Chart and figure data
[BEGIN]

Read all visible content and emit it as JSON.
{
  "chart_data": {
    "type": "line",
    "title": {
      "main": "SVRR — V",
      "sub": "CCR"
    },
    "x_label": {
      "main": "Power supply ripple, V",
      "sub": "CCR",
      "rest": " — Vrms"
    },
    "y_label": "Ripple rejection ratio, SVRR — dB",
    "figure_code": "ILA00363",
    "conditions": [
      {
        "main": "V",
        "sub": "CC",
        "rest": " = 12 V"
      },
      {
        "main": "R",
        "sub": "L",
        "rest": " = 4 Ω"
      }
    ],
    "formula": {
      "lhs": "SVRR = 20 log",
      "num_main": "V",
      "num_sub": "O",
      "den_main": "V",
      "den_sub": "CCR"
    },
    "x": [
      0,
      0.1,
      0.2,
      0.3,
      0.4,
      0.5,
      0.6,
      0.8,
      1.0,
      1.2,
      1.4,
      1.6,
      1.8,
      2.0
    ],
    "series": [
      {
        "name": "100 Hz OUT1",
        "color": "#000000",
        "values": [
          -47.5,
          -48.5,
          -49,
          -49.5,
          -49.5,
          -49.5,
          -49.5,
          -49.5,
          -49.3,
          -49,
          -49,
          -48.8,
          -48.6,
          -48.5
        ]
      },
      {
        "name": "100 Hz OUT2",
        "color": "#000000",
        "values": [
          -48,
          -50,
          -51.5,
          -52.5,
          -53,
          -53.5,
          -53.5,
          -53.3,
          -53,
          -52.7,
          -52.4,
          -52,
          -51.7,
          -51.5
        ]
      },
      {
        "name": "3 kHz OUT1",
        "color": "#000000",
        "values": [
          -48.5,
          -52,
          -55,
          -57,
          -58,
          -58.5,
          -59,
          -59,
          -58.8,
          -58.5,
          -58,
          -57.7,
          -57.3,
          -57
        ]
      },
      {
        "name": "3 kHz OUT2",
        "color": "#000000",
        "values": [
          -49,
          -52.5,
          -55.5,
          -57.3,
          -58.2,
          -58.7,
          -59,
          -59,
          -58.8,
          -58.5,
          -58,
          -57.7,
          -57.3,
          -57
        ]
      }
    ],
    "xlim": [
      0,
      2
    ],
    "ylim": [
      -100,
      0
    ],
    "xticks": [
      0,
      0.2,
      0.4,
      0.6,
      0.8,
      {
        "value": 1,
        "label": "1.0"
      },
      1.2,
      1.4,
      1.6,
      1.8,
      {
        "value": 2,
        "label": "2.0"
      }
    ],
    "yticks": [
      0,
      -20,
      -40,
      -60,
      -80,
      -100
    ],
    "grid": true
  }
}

[END]

Request:
Make an exact copy of the listing, including every line.

Exercise output:
Read all visible content and emit it as JSON.
{
  "chart_data": {
    "type": "line",
    "title": {
      "main": "SVRR — V",
      "sub": "CCR"
    },
    "x_label": {
      "main": "Power supply ripple, V",
      "sub": "CCR",
      "rest": " — Vrms"
    },
    "y_label": "Ripple rejection ratio, SVRR — dB",
    "figure_code": "ILA00363",
    "conditions": [
      {
        "main": "V",
        "sub": "CC",
        "rest": " = 12 V"
      },
      {
        "main": "R",
        "sub": "L",
        "rest": " = 4 Ω"
      }
    ],
    "formula": {
      "lhs": "SVRR = 20 log",
      "num_main": "V",
      "num_sub": "O",
      "den_main": "V",
      "den_sub": "CCR"
    },
    "x": [
      0,
      0.1,
      0.2,
      0.3,
      0.4,
      0.5,
      0.6,
      0.8,
      1.0,
      1.2,
      1.4,
      1.6,
      1.8,
      2.0
    ],
    "series": [
      {
        "name": "100 Hz OUT1",
        "color": "#000000",
        "values": [
          -47.5,
          -48.5,
          -49,
          -49.5,
          -49.5,
          -49.5,
          -49.5,
          -49.5,
          -49.3,
          -49,
          -49,
          -48.8,
          -48.6,
          -48.5
        ]
      },
      {
        "name": "100 Hz OUT2",
        "color": "#000000",
        "values": [
          -48,
          -50,
          -51.5,
          -52.5,
          -53,
          -53.5,
          -53.5,
          -53.3,
          -53,
          -52.7,
          -52.4,
          -52,
          -51.7,
          -51.5
        ]
      },
      {
        "name": "3 kHz OUT1",
        "color": "#000000",
        "values": [
          -48.5,
          -52,
          -55,
          -57,
          -58,
          -58.5,
          -59,
          -59,
          -58.8,
          -58.5,
          -58,
          -57.7,
          -57.3,
          -57
        ]
      },
      {
        "name": "3 kHz OUT2",
        "color": "#000000",
        "values": [
          -49,
          -52.5,
          -55.5,
          -57.3,
          -58.2,
          -58.7,
          -59,
          -59,
          -58.8,
          -58.5,
          -58,
          -57.7,
          -57.3,
          -57
        ]
      }
    ],
    "xlim": [
      0,
      2
    ],
    "ylim": [
      -100,
      0
    ],
    "xticks": [
      0,
      0.2,
      0.4,
      0.6,
      0.8,
      {
        "value": 1,
        "label": "1.0"
      },
      1.2,
      1.4,
      1.6,
      1.8,
      {
        "value": 2,
        "label": "2.0"
      }
    ],
    "yticks": [
      0,
      -20,
      -40,
      -60,
      -80,
      -100
    ],
    "grid": true
  }
}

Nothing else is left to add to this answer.